Kutipan Dokumen

4. Ketersediaan fasilitas pendukung

Keberadaan online database harus didukung oleh ketersediaan fasilitas pendukung, misalnya jaringan internet apakah sudah tersedia, fasilitas komputer yang cukup memadai untuk mengakses database, dll.

5. Tingkat melek informasi dan teknologi pengguna

Kesiapan dari para pengguna juga perlu dipertimbangkan sebelum melanggan sebuah online database.  Apakah pengguna sudah melek teknologi, minimal dapat menggunakan komputer.  Disamping itu, pengguna juga perlu sedikit mengetahui strategi penelusuran informasi (melek informasi).  Jika kedua hal ini sudah dapat dipenuhi, tidak ada salahnya perpustakaan melanggan online database.

Disamping ke-lima hal diatas, pustakawan pengadaan juga perlu melakukan seleksi dan evaluasi terhadap kandungan informasi, fitur, kemudahan akses, layanan purna jual dari vendor online database yang hendak dilanggan.

Dokumentasi Koleksi Lokal


Seperti dijelaskan diatas bahwa kemudahan akses informasi pada era digital ini juga memberi peluang kepada perpustakaan perguruan tinggi sebagai produsen informasi dengan menyebarkan karya yang dihasilkan oleh sivitas akademika secara luas.  Hal ini tentu saja dapat meningkatkan citra institusi induk.

Perpustakaan perguruan tinggi dapat menggali informasi lokal yang dimiliki Universitas untuk disajikan secara digital kepada masyarakat sebagai sumber pembelajaran, sarana edukasi bagi masyarakat untuk menghargai milik sendiri, dan memperkaya khasanah budaya lokal.

Baris Data
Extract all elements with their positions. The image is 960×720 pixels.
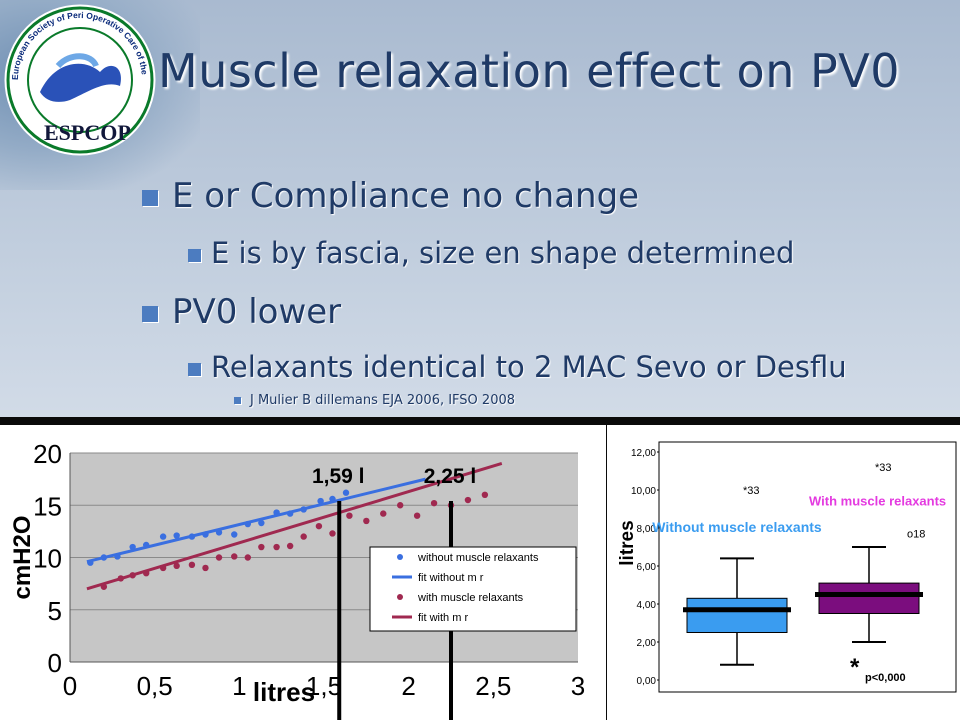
- boxplot-chart: 0,00 2,00 4,00 6,00 8,00 10,00 12,00 litres *33 *…: [607, 425, 960, 720]
- x-tick-label: 3: [571, 671, 585, 701]
- logo-swoosh-icon: [55, 53, 99, 69]
- data-point: [202, 564, 209, 572]
- legend-label: fit with m r: [418, 612, 468, 624]
- data-point: [397, 502, 404, 509]
- y-tick-label: 8,00: [637, 524, 657, 535]
- bullet-square-icon: [142, 189, 158, 206]
- bullet-square-icon: [188, 362, 201, 376]
- x-tick-label: 0,5: [137, 671, 173, 701]
- data-point: [380, 510, 387, 517]
- data-point: [244, 554, 251, 561]
- box: [818, 582, 920, 615]
- data-point: [413, 512, 421, 519]
- bullet-square-icon: [234, 397, 241, 404]
- data-point: [173, 532, 180, 539]
- y-tick-label: 20: [33, 439, 62, 469]
- annotation-label: 2,25 l: [424, 465, 477, 488]
- y-tick-label: 0,00: [637, 676, 657, 687]
- y-tick-label: 2,00: [637, 638, 657, 649]
- data-point: [430, 499, 438, 507]
- y-tick-label: 10: [33, 544, 62, 574]
- y-axis-label: litres: [617, 520, 638, 565]
- y-axis-label: cmH2O: [9, 515, 36, 599]
- data-point: [231, 553, 238, 560]
- data-point: [258, 543, 265, 551]
- y-tick-label: 4,00: [637, 600, 657, 611]
- category-label: Without muscle relaxants: [652, 519, 822, 535]
- logo-acronym: ESPCOP: [44, 120, 131, 145]
- data-point: [317, 497, 324, 505]
- x-tick-label: 1: [232, 671, 246, 701]
- y-tick-label: 15: [33, 491, 62, 521]
- bullet-square-icon: [142, 305, 158, 322]
- data-point: [273, 543, 280, 551]
- data-point: [286, 542, 294, 550]
- bullet-text: Relaxants identical to 2 MAC Sevo or Des…: [211, 350, 847, 384]
- outlier-label: o18: [907, 529, 925, 541]
- legend-label: without muscle relaxants: [417, 552, 539, 564]
- data-point: [258, 519, 265, 527]
- bullet-text: PV0 lower: [172, 292, 342, 332]
- legend-point-swatch: [397, 554, 403, 560]
- x-tick-label: 1,5: [306, 671, 342, 701]
- p-value-label: p<0,000: [865, 672, 906, 684]
- bullet-5: J Mulier B dillemans EJA 2006, IFSO 2008: [234, 393, 515, 408]
- x-tick-label: 2,5: [475, 671, 511, 701]
- data-point: [464, 496, 472, 504]
- data-point: [315, 522, 323, 530]
- data-point: [231, 531, 238, 538]
- y-tick-label: 10,00: [631, 486, 656, 497]
- bullet-2: E is by fascia, size en shape determined: [188, 236, 794, 270]
- outlier-label: *33: [875, 462, 892, 474]
- y-tick-label: 6,00: [637, 562, 657, 573]
- bullet-text: J Mulier B dillemans EJA 2006, IFSO 2008: [250, 393, 516, 408]
- data-point: [481, 491, 489, 498]
- bullet-4: Relaxants identical to 2 MAC Sevo or Des…: [188, 350, 847, 384]
- slide-title: Muscle relaxation effect on PV0: [158, 44, 900, 98]
- bullet-text: E or Compliance no change: [172, 176, 640, 216]
- data-point: [215, 554, 223, 561]
- logo-figure-icon: [40, 63, 121, 102]
- y-tick-label: 12,00: [631, 448, 656, 459]
- x-tick-label: 0: [63, 671, 77, 701]
- category-label: With muscle relaxants: [809, 493, 946, 508]
- annotation-label: 1,59 l: [312, 465, 365, 488]
- data-point: [188, 561, 196, 569]
- fit-line: [86, 477, 426, 564]
- significance-star: *: [850, 654, 860, 681]
- y-tick-label: 0: [48, 648, 62, 678]
- legend-label: fit without m r: [418, 572, 484, 584]
- x-tick-label: 2: [401, 671, 415, 701]
- legend-label: with muscle relaxants: [417, 592, 524, 604]
- y-tick-label: 5: [48, 596, 62, 626]
- bullet-square-icon: [188, 248, 201, 262]
- data-point: [342, 489, 350, 496]
- data-point: [300, 533, 307, 540]
- plot-area: [658, 441, 957, 693]
- data-point: [346, 512, 353, 519]
- bullet-text: E is by fascia, size en shape determined: [211, 236, 795, 270]
- data-point: [159, 533, 167, 540]
- scatter-chart: 0 5 10 15 20 0 0,5 1 1,5 2 2,5 3 cmH2O litres 1,59 l 2,…: [0, 425, 606, 720]
- data-point: [363, 517, 370, 525]
- legend-point-swatch: [397, 594, 403, 600]
- fit-line: [86, 462, 503, 591]
- data-point: [173, 562, 180, 570]
- espcop-logo: European Society of Peri Operative Care …: [0, 0, 156, 156]
- bullet-3: PV0 lower: [142, 292, 341, 332]
- outlier-label: *33: [743, 485, 760, 497]
- bullet-1: E or Compliance no change: [142, 176, 639, 216]
- data-point: [329, 530, 336, 537]
- x-axis-label: litres: [253, 677, 315, 707]
- box: [686, 597, 788, 634]
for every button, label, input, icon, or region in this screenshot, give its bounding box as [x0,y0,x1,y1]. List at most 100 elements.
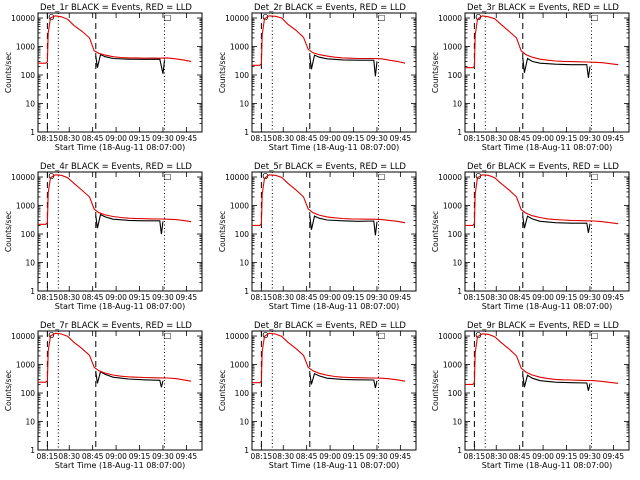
detector-panel: Det_9r BLACK = Events, RED = LLD 1 10 100 10… [431,321,630,470]
y-tick-label: 10000 [225,173,249,182]
lld-series-line [38,174,192,225]
x-tick-label: 08:45 [296,452,318,461]
x-axis-label: Start Time (18-Aug-11 08:07:00) [482,302,613,311]
y-tick-label: 10000 [11,173,35,182]
x-tick-label: 09:15 [343,293,365,302]
y-tick-label: 10000 [11,14,35,23]
y-tick-label: 100 [21,230,36,239]
y-tick-label: 1000 [16,43,35,52]
x-axis-label: Start Time (18-Aug-11 08:07:00) [269,461,400,470]
y-tick-label: 10000 [438,14,462,23]
square-marker-symbol: □ [378,13,386,22]
x-tick-label: 09:30 [579,293,601,302]
x-tick-label: 09:30 [579,452,601,461]
y-tick-label: 1 [30,128,35,137]
x-tick-label: 09:00 [319,134,341,143]
x-tick-label: 09:15 [129,452,151,461]
circle-marker-symbol: O [475,13,481,22]
x-tick-label: 09:30 [152,134,174,143]
events-series-line [95,53,166,74]
y-axis-label: Counts/sec [4,52,13,93]
y-tick-label: 10 [452,100,462,109]
x-tick-label: 08:45 [509,293,531,302]
plot-frame [251,171,417,292]
detector-panel: Det_5r BLACK = Events, RED = LLD 1 10 100 10… [218,162,417,311]
detector-panel: Det_2r BLACK = Events, RED = LLD 1 10 100 10… [218,3,417,152]
x-tick-label: 09:45 [603,293,625,302]
y-axis-label: Counts/sec [218,52,227,93]
x-axis-label: Start Time (18-Aug-11 08:07:00) [269,143,400,152]
x-tick-label: 09:00 [105,134,127,143]
x-tick-label: 09:15 [556,134,578,143]
y-tick-label: 10000 [438,173,462,182]
y-tick-label: 10 [239,100,249,109]
detector-panel: Det_6r BLACK = Events, RED = LLD 1 10 100 10… [431,162,630,311]
y-tick-label: 100 [235,389,250,398]
detector-panel: Det_1r BLACK = Events, RED = LLD 1 10 100 10… [4,3,203,152]
lld-series-line [38,15,192,64]
circle-marker-symbol: O [48,172,54,181]
panel-title: Det_5r BLACK = Events, RED = LLD [254,162,406,172]
x-tick-label: 09:00 [105,452,127,461]
panel-title: Det_3r BLACK = Events, RED = LLD [467,3,619,13]
square-marker-symbol: □ [591,331,599,340]
panel-title: Det_2r BLACK = Events, RED = LLD [254,3,406,13]
y-tick-label: 10000 [225,14,249,23]
y-tick-label: 10000 [438,332,462,341]
y-tick-label: 10 [239,418,249,427]
y-tick-label: 1000 [443,43,462,52]
x-tick-label: 08:30 [485,293,507,302]
y-tick-label: 10000 [11,332,35,341]
x-tick-label: 09:45 [390,293,412,302]
lld-series-line [252,174,406,226]
lld-series-line [38,332,192,383]
plot-frame [37,12,203,133]
panel-title: Det_7r BLACK = Events, RED = LLD [40,321,192,331]
x-tick-label: 09:15 [343,452,365,461]
panel-title: Det_8r BLACK = Events, RED = LLD [254,321,406,331]
y-tick-label: 1 [457,446,462,455]
y-axis-label: Counts/sec [431,370,440,411]
y-tick-label: 1000 [230,202,249,211]
lld-series-line [252,332,406,384]
events-series-line [522,374,591,391]
y-tick-label: 1 [457,128,462,137]
y-tick-label: 10 [25,259,35,268]
x-tick-label: 09:00 [532,452,554,461]
x-tick-label: 08:45 [509,134,531,143]
x-tick-label: 09:30 [366,293,388,302]
x-tick-label: 08:45 [296,134,318,143]
panel-title: Det_1r BLACK = Events, RED = LLD [40,3,192,13]
x-tick-label: 09:15 [129,134,151,143]
x-tick-label: 09:15 [129,293,151,302]
x-tick-label: 09:45 [603,134,625,143]
y-tick-label: 100 [21,389,36,398]
square-marker-symbol: □ [164,172,172,181]
panel-title: Det_6r BLACK = Events, RED = LLD [467,162,619,172]
y-tick-label: 1 [244,446,249,455]
x-tick-label: 09:45 [176,452,198,461]
x-tick-label: 08:30 [272,293,294,302]
x-tick-label: 08:15 [251,134,273,143]
x-tick-label: 09:30 [366,134,388,143]
y-axis-label: Counts/sec [4,211,13,252]
events-series-line [522,215,591,233]
events-series-line [95,370,164,388]
events-series-line [309,215,378,236]
plot-frame [251,330,417,451]
lld-series-line [465,333,619,385]
x-tick-label: 09:30 [579,134,601,143]
events-series-line [95,213,164,235]
x-tick-label: 08:30 [58,293,80,302]
y-tick-label: 1 [30,446,35,455]
y-tick-label: 100 [448,230,463,239]
events-series-line [309,372,378,389]
y-tick-label: 1000 [230,361,249,370]
x-tick-label: 08:30 [272,134,294,143]
y-tick-label: 1 [244,287,249,296]
x-tick-label: 08:15 [37,293,59,302]
plot-frame [251,12,417,133]
square-marker-symbol: □ [378,172,386,181]
x-tick-label: 09:45 [176,293,198,302]
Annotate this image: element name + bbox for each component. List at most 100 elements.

Soal
Menurut kutipan dokumen, kemampuan minimal apa yang harus dimiliki pengguna agar dapat disebut melek teknologi? Baris data sama sekali tidak dipakai dalam soal ini.

Jawaban
Minimal dapat menggunakan komputer.